Collected data entries:
━━━━━━━━━━

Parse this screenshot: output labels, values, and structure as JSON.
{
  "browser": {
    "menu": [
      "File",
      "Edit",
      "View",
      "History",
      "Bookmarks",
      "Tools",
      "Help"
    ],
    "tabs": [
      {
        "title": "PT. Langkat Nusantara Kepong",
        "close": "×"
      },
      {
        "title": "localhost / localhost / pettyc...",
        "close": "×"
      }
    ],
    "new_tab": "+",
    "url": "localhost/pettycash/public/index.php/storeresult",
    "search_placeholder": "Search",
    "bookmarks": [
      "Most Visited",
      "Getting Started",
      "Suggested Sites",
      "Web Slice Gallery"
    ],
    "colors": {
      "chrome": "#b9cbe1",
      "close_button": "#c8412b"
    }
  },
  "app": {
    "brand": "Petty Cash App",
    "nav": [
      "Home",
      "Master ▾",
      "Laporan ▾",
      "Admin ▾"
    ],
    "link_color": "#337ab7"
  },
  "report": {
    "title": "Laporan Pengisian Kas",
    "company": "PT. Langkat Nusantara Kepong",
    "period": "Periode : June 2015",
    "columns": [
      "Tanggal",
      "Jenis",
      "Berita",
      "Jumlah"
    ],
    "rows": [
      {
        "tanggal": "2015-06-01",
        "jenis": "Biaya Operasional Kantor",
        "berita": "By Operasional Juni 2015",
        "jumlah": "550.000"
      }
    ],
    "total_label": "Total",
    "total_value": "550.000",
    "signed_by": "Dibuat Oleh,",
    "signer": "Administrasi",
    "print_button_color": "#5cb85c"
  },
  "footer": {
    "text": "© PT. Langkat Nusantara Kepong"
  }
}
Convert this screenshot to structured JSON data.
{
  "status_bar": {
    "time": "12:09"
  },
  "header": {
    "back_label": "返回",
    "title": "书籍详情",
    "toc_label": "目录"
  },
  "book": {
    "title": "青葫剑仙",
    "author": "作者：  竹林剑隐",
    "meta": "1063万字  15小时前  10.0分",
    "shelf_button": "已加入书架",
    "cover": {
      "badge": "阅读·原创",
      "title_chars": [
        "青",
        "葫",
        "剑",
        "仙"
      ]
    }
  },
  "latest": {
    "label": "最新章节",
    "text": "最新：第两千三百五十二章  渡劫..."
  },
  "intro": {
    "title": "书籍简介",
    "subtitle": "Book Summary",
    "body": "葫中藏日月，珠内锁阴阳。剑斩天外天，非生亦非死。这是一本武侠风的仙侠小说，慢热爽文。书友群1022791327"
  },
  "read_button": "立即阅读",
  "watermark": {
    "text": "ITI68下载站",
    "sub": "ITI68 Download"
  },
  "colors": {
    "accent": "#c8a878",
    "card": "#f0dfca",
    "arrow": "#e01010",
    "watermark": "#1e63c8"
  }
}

━━━━━━━━━━

EXERCISE REQUIREMENTS:
Working from the material above, retype it in its entirety without change.

EXERCISE ANSWER:
Parse this screenshot: output labels, values, and structure as JSON.
{
  "browser": {
    "menu": [
      "File",
      "Edit",
      "View",
      "History",
      "Bookmarks",
      "Tools",
      "Help"
    ],
    "tabs": [
      {
        "title": "PT. Langkat Nusantara Kepong",
        "close": "×"
      },
      {
        "title": "localhost / localhost / pettyc...",
        "close": "×"
      }
    ],
    "new_tab": "+",
    "url": "localhost/pettycash/public/index.php/storeresult",
    "search_placeholder": "Search",
    "bookmarks": [
      "Most Visited",
      "Getting Started",
      "Suggested Sites",
      "Web Slice Gallery"
    ],
    "colors": {
      "chrome": "#b9cbe1",
      "close_button": "#c8412b"
    }
  },
  "app": {
    "brand": "Petty Cash App",
    "nav": [
      "Home",
      "Master ▾",
      "Laporan ▾",
      "Admin ▾"
    ],
    "link_color": "#337ab7"
  },
  "report": {
    "title": "Laporan Pengisian Kas",
    "company": "PT. Langkat Nusantara Kepong",
    "period": "Periode : June 2015",
    "columns": [
      "Tanggal",
      "Jenis",
      "Berita",
      "Jumlah"
    ],
    "rows": [
      {
        "tanggal": "2015-06-01",
        "jenis": "Biaya Operasional Kantor",
        "berita": "By Operasional Juni 2015",
        "jumlah": "550.000"
      }
    ],
    "total_label": "Total",
    "total_value": "550.000",
    "signed_by": "Dibuat Oleh,",
    "signer": "Administrasi",
    "print_button_color": "#5cb85c"
  },
  "footer": {
    "text": "© PT. Langkat Nusantara Kepong"
  }
}
Convert this screenshot to structured JSON data.
{
  "status_bar": {
    "time": "12:09"
  },
  "header": {
    "back_label": "返回",
    "title": "书籍详情",
    "toc_label": "目录"
  },
  "book": {
    "title": "青葫剑仙",
    "author": "作者：  竹林剑隐",
    "meta": "1063万字  15小时前  10.0分",
    "shelf_button": "已加入书架",
    "cover": {
      "badge": "阅读·原创",
      "title_chars": [
        "青",
        "葫",
        "剑",
        "仙"
      ]
    }
  },
  "latest": {
    "label": "最新章节",
    "text": "最新：第两千三百五十二章  渡劫..."
  },
  "intro": {
    "title": "书籍简介",
    "subtitle": "Book Summary",
    "body": "葫中藏日月，珠内锁阴阳。剑斩天外天，非生亦非死。这是一本武侠风的仙侠小说，慢热爽文。书友群1022791327"
  },
  "read_button": "立即阅读",
  "watermark": {
    "text": "ITI68下载站",
    "sub": "ITI68 Download"
  },
  "colors": {
    "accent": "#c8a878",
    "card": "#f0dfca",
    "arrow": "#e01010",
    "watermark": "#1e63c8"
  }
}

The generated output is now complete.